— Start DATA FOR PROCESSING —

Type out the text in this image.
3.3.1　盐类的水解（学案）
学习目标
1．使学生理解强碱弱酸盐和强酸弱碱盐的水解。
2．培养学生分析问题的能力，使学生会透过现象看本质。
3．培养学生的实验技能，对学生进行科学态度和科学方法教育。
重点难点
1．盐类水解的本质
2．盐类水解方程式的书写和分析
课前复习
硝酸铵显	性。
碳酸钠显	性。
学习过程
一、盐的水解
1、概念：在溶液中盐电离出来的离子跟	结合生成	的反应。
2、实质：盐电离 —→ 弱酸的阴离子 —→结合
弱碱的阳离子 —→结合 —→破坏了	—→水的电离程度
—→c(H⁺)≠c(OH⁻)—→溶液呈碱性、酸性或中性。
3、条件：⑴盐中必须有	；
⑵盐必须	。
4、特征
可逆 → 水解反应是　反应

— End DATA FOR PROCESSING —
— Start DATA FOR PROCESSING —

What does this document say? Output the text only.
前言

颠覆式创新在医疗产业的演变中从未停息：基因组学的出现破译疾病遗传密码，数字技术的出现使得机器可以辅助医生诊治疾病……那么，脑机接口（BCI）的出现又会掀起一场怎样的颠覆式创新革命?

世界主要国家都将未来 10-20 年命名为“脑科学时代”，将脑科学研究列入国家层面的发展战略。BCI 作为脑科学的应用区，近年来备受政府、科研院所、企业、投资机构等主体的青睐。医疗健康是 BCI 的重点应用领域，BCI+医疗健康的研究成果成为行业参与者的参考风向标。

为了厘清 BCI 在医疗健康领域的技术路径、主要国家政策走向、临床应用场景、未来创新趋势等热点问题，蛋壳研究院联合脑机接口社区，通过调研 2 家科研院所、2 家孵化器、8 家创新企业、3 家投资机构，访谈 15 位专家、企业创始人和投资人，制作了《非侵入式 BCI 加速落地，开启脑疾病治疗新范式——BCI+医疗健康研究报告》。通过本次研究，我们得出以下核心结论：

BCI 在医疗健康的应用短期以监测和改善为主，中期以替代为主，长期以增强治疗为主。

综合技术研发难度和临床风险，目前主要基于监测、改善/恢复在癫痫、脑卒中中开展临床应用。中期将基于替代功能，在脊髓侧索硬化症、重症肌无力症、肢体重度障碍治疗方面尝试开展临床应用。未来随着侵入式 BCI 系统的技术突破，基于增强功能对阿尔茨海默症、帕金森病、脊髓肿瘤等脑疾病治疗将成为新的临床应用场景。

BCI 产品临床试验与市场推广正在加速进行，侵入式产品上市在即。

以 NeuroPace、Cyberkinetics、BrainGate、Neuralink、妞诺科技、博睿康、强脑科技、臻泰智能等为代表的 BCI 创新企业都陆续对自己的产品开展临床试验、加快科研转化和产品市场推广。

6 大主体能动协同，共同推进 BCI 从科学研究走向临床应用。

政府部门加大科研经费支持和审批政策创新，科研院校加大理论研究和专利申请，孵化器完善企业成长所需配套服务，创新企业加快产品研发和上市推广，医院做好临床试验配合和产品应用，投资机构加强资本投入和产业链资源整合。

— End DATA FOR PROCESSING —

**PROBLEM TO SOLVE:** Pull out all lines from the listing that contain the string "text".

**FINAL RESULT:**
Type out the text in this image.
What does this document say? Output the text only.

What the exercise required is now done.